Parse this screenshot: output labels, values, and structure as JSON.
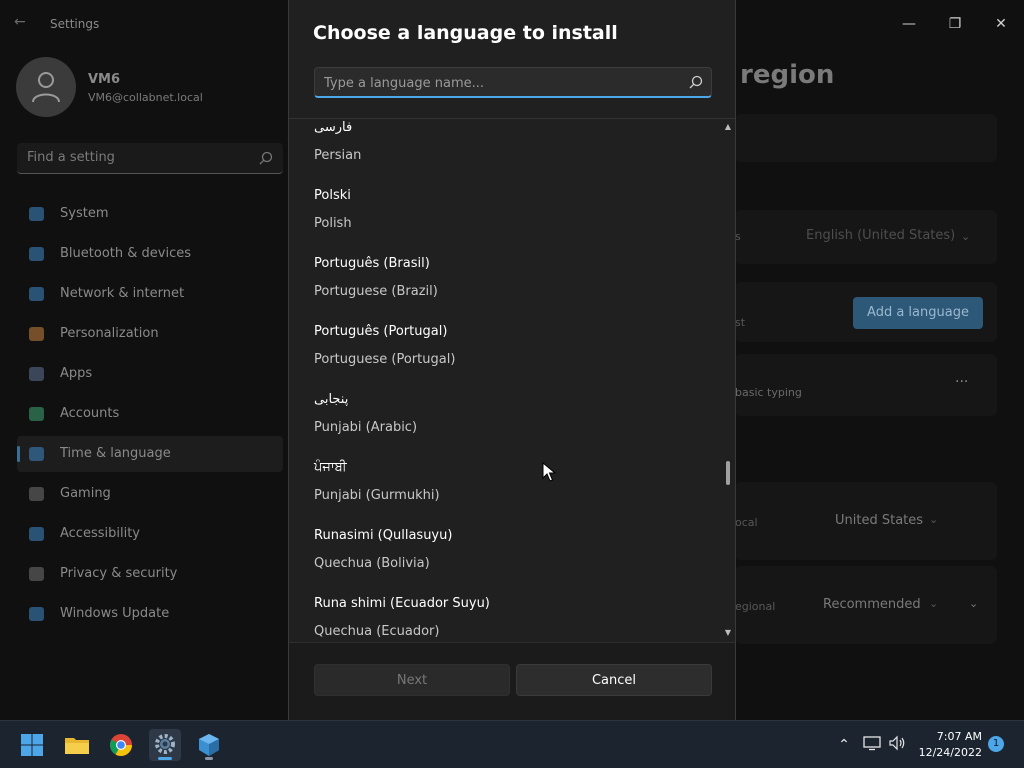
{
  "settings": {
    "app_title": "Settings",
    "user": {
      "name": "VM6",
      "email": "VM6@collabnet.local"
    },
    "search_placeholder": "Find a setting",
    "nav": [
      {
        "label": "System",
        "color": "#3a7fb8"
      },
      {
        "label": "Bluetooth & devices",
        "color": "#3a7fb8"
      },
      {
        "label": "Network & internet",
        "color": "#3a7fb8"
      },
      {
        "label": "Personalization",
        "color": "#b87a3a"
      },
      {
        "label": "Apps",
        "color": "#5a6a8a"
      },
      {
        "label": "Accounts",
        "color": "#3a9a6a"
      },
      {
        "label": "Time & language",
        "color": "#3a7fb8"
      },
      {
        "label": "Gaming",
        "color": "#6a6a6a"
      },
      {
        "label": "Accessibility",
        "color": "#3a7fb8"
      },
      {
        "label": "Privacy & security",
        "color": "#6a6a6a"
      },
      {
        "label": "Windows Update",
        "color": "#3a7fb8"
      }
    ],
    "selected_nav": "Time & language",
    "page_heading": "region",
    "windows_display_language": "English (United States)",
    "add_language_label": "Add a language",
    "preferred_suffix": "st",
    "basic_typing": "basic typing",
    "more_label": "···",
    "region_label": "ocal",
    "region_value": "United States",
    "format_label": "egional",
    "format_value": "Recommended",
    "display_suffix": "s"
  },
  "dialog": {
    "title": "Choose a language to install",
    "search_placeholder": "Type a language name...",
    "languages": [
      {
        "native": "فارسی",
        "english": "Persian"
      },
      {
        "native": "Polski",
        "english": "Polish"
      },
      {
        "native": "Português (Brasil)",
        "english": "Portuguese (Brazil)"
      },
      {
        "native": "Português (Portugal)",
        "english": "Portuguese (Portugal)"
      },
      {
        "native": "پنجابی",
        "english": "Punjabi (Arabic)"
      },
      {
        "native": "ਪੰਜਾਬੀ",
        "english": "Punjabi (Gurmukhi)"
      },
      {
        "native": "Runasimi (Qullasuyu)",
        "english": "Quechua (Bolivia)"
      },
      {
        "native": "Runa shimi (Ecuador Suyu)",
        "english": "Quechua (Ecuador)"
      }
    ],
    "next_label": "Next",
    "cancel_label": "Cancel"
  },
  "taskbar": {
    "time": "7:07 AM",
    "date": "12/24/2022",
    "notification_count": "1",
    "accent": "#4ca6e8"
  }
}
*****
WHAT IS NEEDED:
Go over the entries above and say how many lines hold the string "States", with no other text.

FINAL RESULT:
2